### Problem
Search the records for the word "запрещается" and pick out every line that has it.

Dataset records:
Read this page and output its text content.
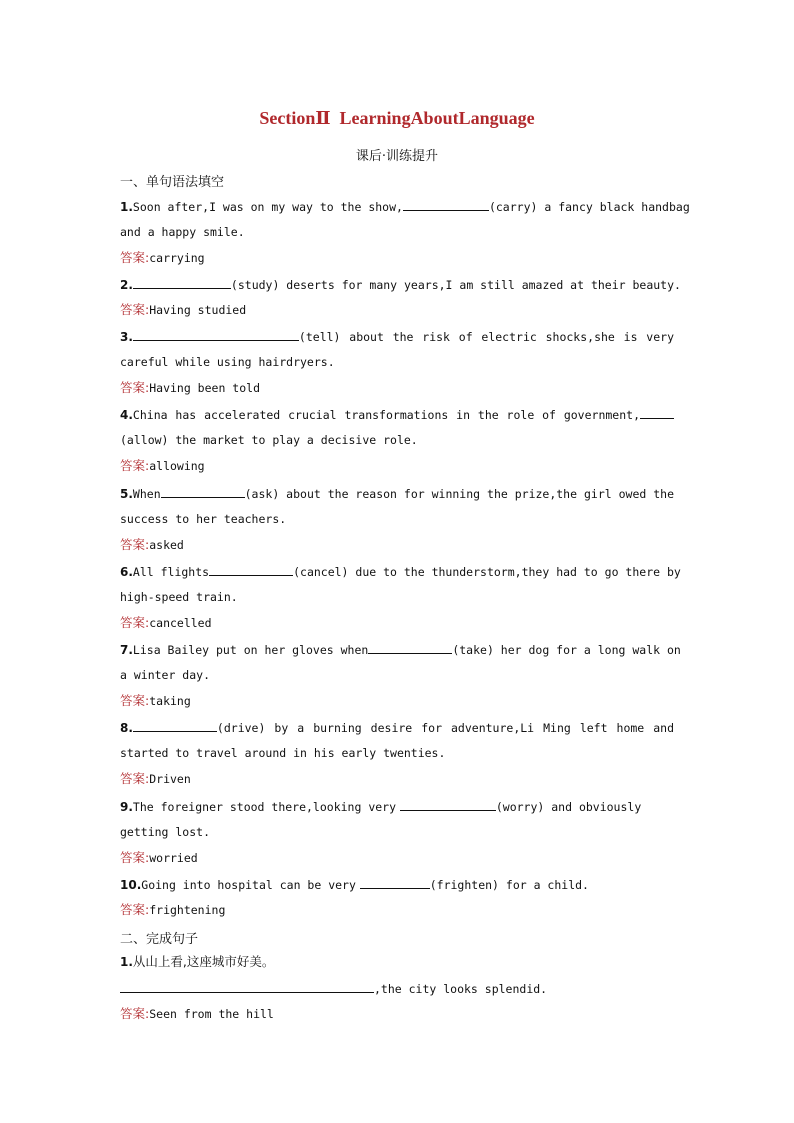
SectionⅡ  LearningAboutLanguage
课后·训练提升
一、单句语法填空
1.Soon after,I was on my way to the show,	(carry) a fancy black handbag
and a happy smile.
答案:carrying
2.	(study) deserts for many years,I am still amazed at their beauty.
答案:Having studied
3.	(tell) about the risk of electric shocks,she is very
careful while using hairdryers.
答案:Having been told
4.China has accelerated crucial transformations in the role of government,
(allow) the market to play a decisive role.
答案:allowing
5.When	(ask) about the reason for winning the prize,the girl owed the
success to her teachers.
答案:asked
6.All flights	(cancel) due to the thunderstorm,they had to go there by
high-speed train.
答案:cancelled
7.Lisa Bailey put on her gloves when	(take) her dog for a long walk on
a winter day.
答案:taking
8.	(drive) by a burning desire for adventure,Li Ming left home and
started to travel around in his early twenties.
答案:Driven
9.The foreigner stood there,looking very	(worry) and obviously
getting lost.
答案:worried
10.Going into hospital can be very	(frighten) for a child.
答案:frightening
二、完成句子
1.从山上看,这座城市好美。
,the city looks splendid.
答案:Seen from the hill
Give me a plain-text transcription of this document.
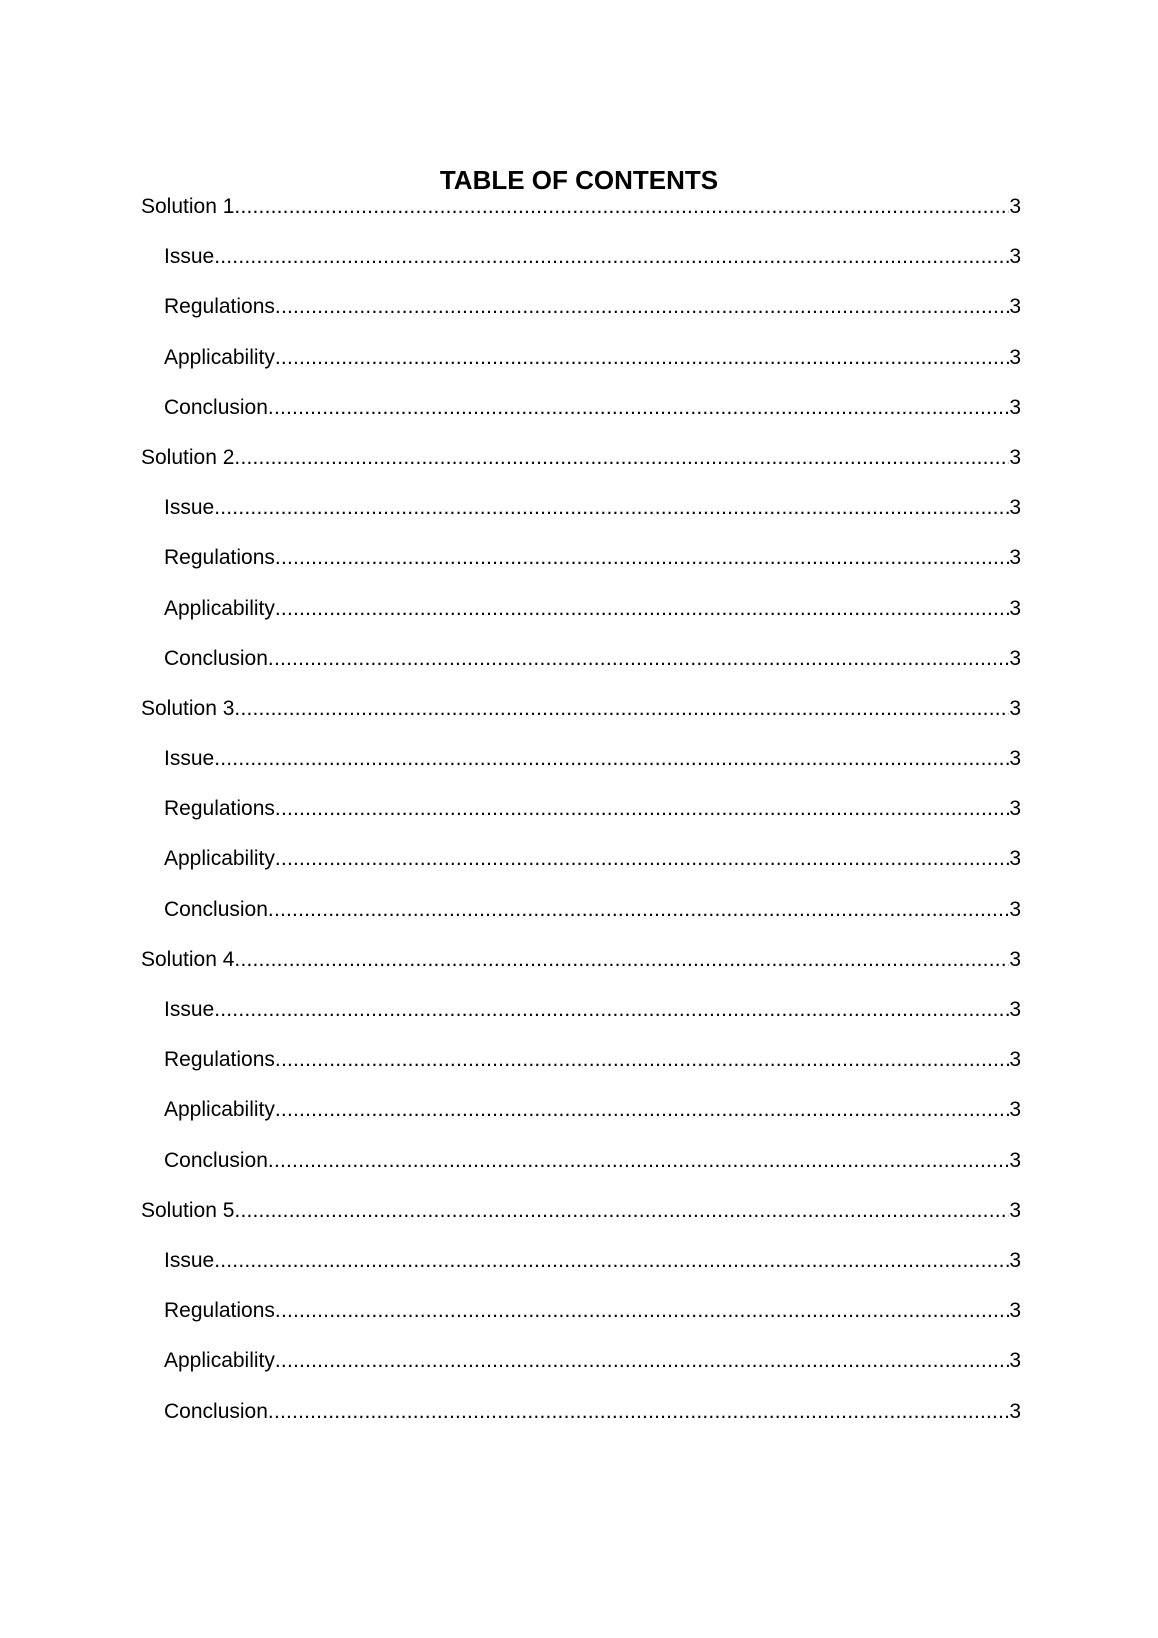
TABLE OF CONTENTS
Solution 1 .....	3
Issue .....	3
Regulations .....	3
Applicability .....	3
Conclusion .....	3
Solution 2 .....	3
Issue .....	3
Regulations .....	3
Applicability .....	3
Conclusion .....	3
Solution 3 .....	3
Issue .....	3
Regulations .....	3
Applicability .....	3
Conclusion .....	3
Solution 4 .....	3
Issue .....	3
Regulations .....	3
Applicability .....	3
Conclusion .....	3
Solution 5 .....	3
Issue .....	3
Regulations .....	3
Applicability .....	3
Conclusion .....	3
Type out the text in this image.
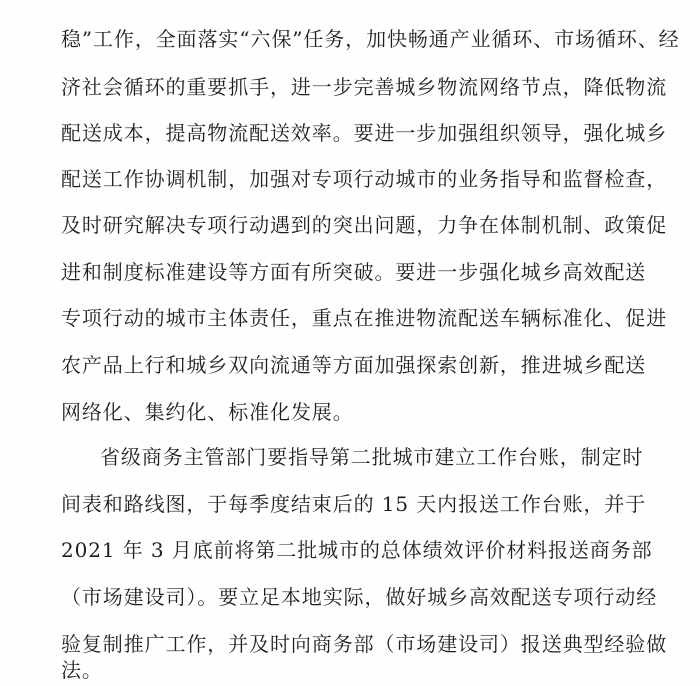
稳”工作，全面落实“六保”任务，加快畅通产业循环、市场循环、经
济社会循环的重要抓手，进一步完善城乡物流网络节点，降低物流
配送成本，提高物流配送效率。要进一步加强组织领导，强化城乡
配送工作协调机制，加强对专项行动城市的业务指导和监督检查，
及时研究解决专项行动遇到的突出问题，力争在体制机制、政策促
进和制度标准建设等方面有所突破。要进一步强化城乡高效配送
专项行动的城市主体责任，重点在推进物流配送车辆标准化、促进
农产品上行和城乡双向流通等方面加强探索创新，推进城乡配送
网络化、集约化、标准化发展。
省级商务主管部门要指导第二批城市建立工作台账，制定时
间表和路线图，于每季度结束后的 15 天内报送工作台账，并于
2021 年 3 月底前将第二批城市的总体绩效评价材料报送商务部
（市场建设司）。要立足本地实际，做好城乡高效配送专项行动经
验复制推广工作，并及时向商务部（市场建设司）报送典型经验做
法。
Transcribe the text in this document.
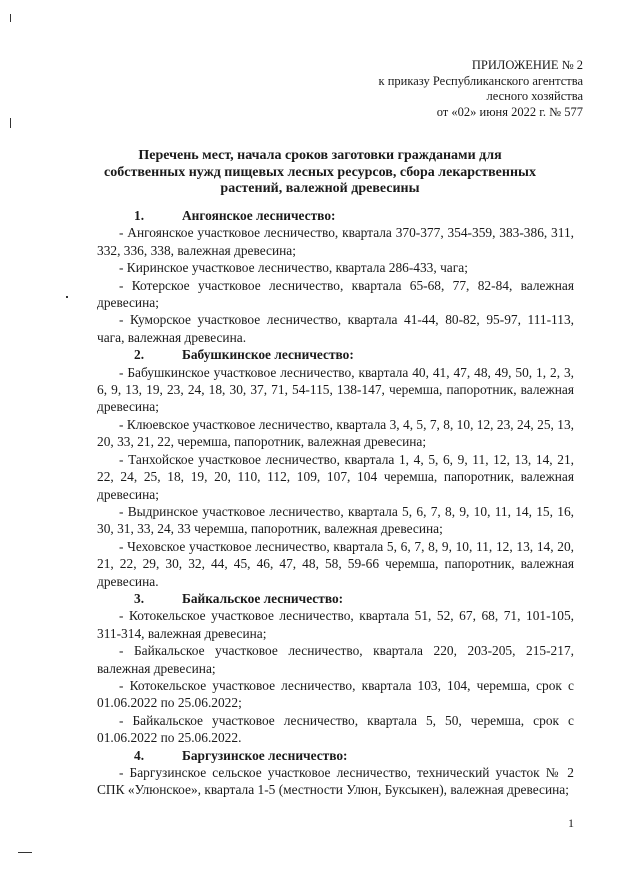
ПРИЛОЖЕНИЕ № 2
к приказу Республиканского агентства
лесного хозяйства
от «02» июня 2022 г. № 577
Перечень мест, начала сроков заготовки гражданами для собственных нужд пищевых лесных ресурсов, сбора лекарственных растений, валежной древесины

1.	Ангоянское лесничество:

- Ангоянское участковое лесничество, квартала 370-377, 354-359, 383-386, 311, 332, 336, 338, валежная древесина;

- Киринское участковое лесничество, квартала 286-433, чага;

- Котерское участковое лесничество, квартала 65-68, 77, 82-84, валежная древесина;

- Куморское участковое лесничество, квартала 41-44, 80-82, 95-97, 111-113, чага, валежная древесина.

2.	Бабушкинское лесничество:

- Бабушкинское участковое лесничество, квартала 40, 41, 47, 48, 49, 50, 1, 2, 3, 6, 9, 13, 19, 23, 24, 18, 30, 37, 71, 54-115, 138-147, черемша, папоротник, валежная древесина;

- Клюевское участковое лесничество, квартала 3, 4, 5, 7, 8, 10, 12, 23, 24, 25, 13, 20, 33, 21, 22, черемша, папоротник, валежная древесина;

- Танхойское участковое лесничество, квартала 1, 4, 5, 6, 9, 11, 12, 13, 14, 21, 22, 24, 25, 18, 19, 20, 110, 112, 109, 107, 104 черемша, папоротник, валежная древесина;

- Выдринское участковое лесничество, квартала 5, 6, 7, 8, 9, 10, 11, 14, 15, 16, 30, 31, 33, 24, 33 черемша, папоротник, валежная древесина;

- Чеховское участковое лесничество, квартала 5, 6, 7, 8, 9, 10, 11, 12, 13, 14, 20, 21, 22, 29, 30, 32, 44, 45, 46, 47, 48, 58, 59-66 черемша, папоротник, валежная древесина.

3.	Байкальское лесничество:

- Котокельское участковое лесничество, квартала 51, 52, 67, 68, 71, 101-105, 311-314, валежная древесина;

- Байкальское участковое лесничество, квартала 220, 203-205, 215-217, валежная древесина;

- Котокельское участковое лесничество, квартала 103, 104, черемша, срок с 01.06.2022 по 25.06.2022;

- Байкальское участковое лесничество, квартала 5, 50, черемша, срок с 01.06.2022 по 25.06.2022.

4.	Баргузинское лесничество:

- Баргузинское сельское участковое лесничество, технический участок № 2 СПК «Улюнское», квартала 1-5 (местности Улюн, Буксыкен), валежная древесина;

1
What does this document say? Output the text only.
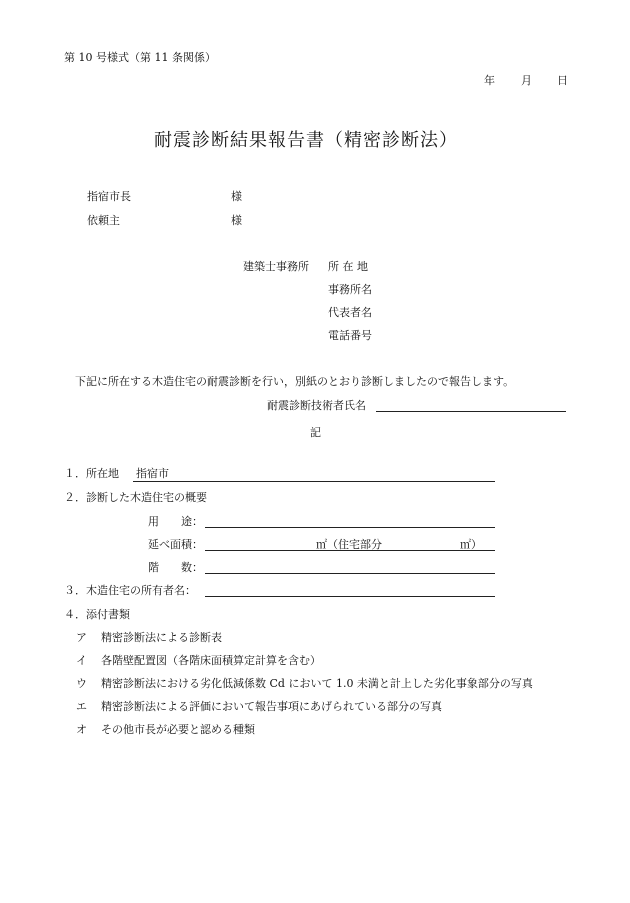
第 10 号様式（第 11 条関係）
年 月 日
耐震診断結果報告書（精密診断法）
指宿市長	様
依頼主	様
建築士事務所 所 在 地
事務所名
代表者名
電話番号
下記に所在する木造住宅の耐震診断を行い，別紙のとおり診断しましたので報告します。
耐震診断技術者氏名
記
１．所在地 指宿市
２．診断した木造住宅の概要
用　　途：
延べ面積：	㎡（住宅部分	㎡）
階　　数：
３．木造住宅の所有者名：
４．添付書類
ア 精密診断法による診断表
イ 各階壁配置図（各階床面積算定計算を含む）
ウ 精密診断法における劣化低減係数 Cd において 1.0 未満と計上した劣化事象部分の写真
エ 精密診断法による評価において報告事項にあげられている部分の写真
オ その他市長が必要と認める種類
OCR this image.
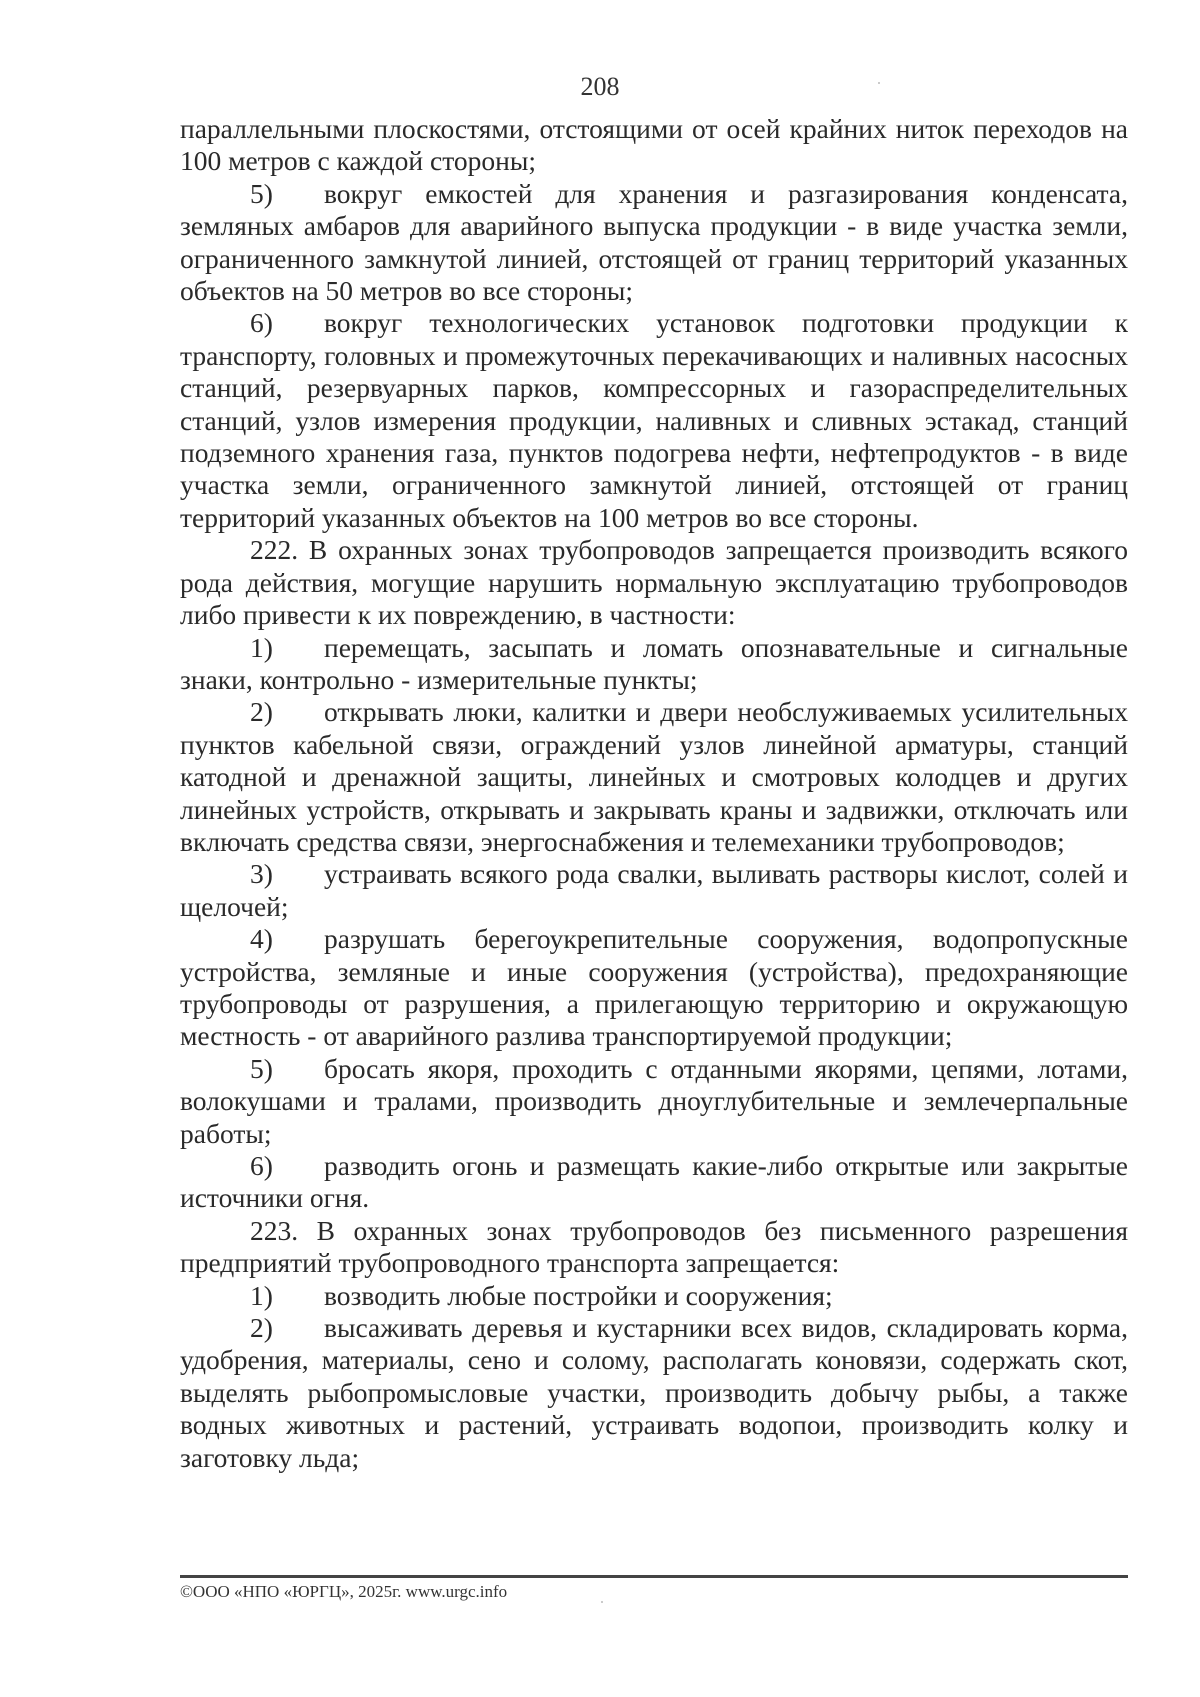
208

параллельными плоскостями, отстоящими от осей крайних ниток переходов на 100 метров с каждой стороны;

5) вокруг емкостей для хранения и разгазирования конденсата, земляных амбаров для аварийного выпуска продукции - в виде участка земли, ограниченного замкнутой линией, отстоящей от границ территорий указанных объектов на 50 метров во все стороны;

6) вокруг технологических установок подготовки продукции к транспорту, головных и промежуточных перекачивающих и наливных насосных станций, резервуарных парков, компрессорных и газораспределительных станций, узлов измерения продукции, наливных и сливных эстакад, станций подземного хранения газа, пунктов подогрева нефти, нефтепродуктов - в виде участка земли, ограниченного замкнутой линией, отстоящей от границ территорий указанных объектов на 100 метров во все стороны.

222. В охранных зонах трубопроводов запрещается производить всякого рода действия, могущие нарушить нормальную эксплуатацию трубопроводов либо привести к их повреждению, в частности:

1) перемещать, засыпать и ломать опознавательные и сигнальные знаки, контрольно - измерительные пункты;

2) открывать люки, калитки и двери необслуживаемых усилительных пунктов кабельной связи, ограждений узлов линейной арматуры, станций катодной и дренажной защиты, линейных и смотровых колодцев и других линейных устройств, открывать и закрывать краны и задвижки, отключать или включать средства связи, энергоснабжения и телемеханики трубопроводов;

3) устраивать всякого рода свалки, выливать растворы кислот, солей и щелочей;

4) разрушать берегоукрепительные сооружения, водопропускные устройства, земляные и иные сооружения (устройства), предохраняющие трубопроводы от разрушения, а прилегающую территорию и окружающую местность - от аварийного разлива транспортируемой продукции;

5) бросать якоря, проходить с отданными якорями, цепями, лотами, волокушами и тралами, производить дноуглубительные и землечерпальные работы;

6) разводить огонь и размещать какие-либо открытые или закрытые источники огня.

223. В охранных зонах трубопроводов без письменного разрешения предприятий трубопроводного транспорта запрещается:

1) возводить любые постройки и сооружения;

2) высаживать деревья и кустарники всех видов, складировать корма, удобрения, материалы, сено и солому, располагать коновязи, содержать скот, выделять рыбопромысловые участки, производить добычу рыбы, а также водных животных и растений, устраивать водопои, производить колку и заготовку льда;

©ООО «НПО «ЮРГЦ», 2025г. www.urgc.info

### Result for this task
222. В охранных зонах трубопроводов запрещается производить всякого рода действия, могущие нарушить нормальную эксплуатацию трубопроводов либо привести к их повреждению, в частности:
223. В охранных зонах трубопроводов без письменного разрешения предприятий трубопроводного транспорта запрещается:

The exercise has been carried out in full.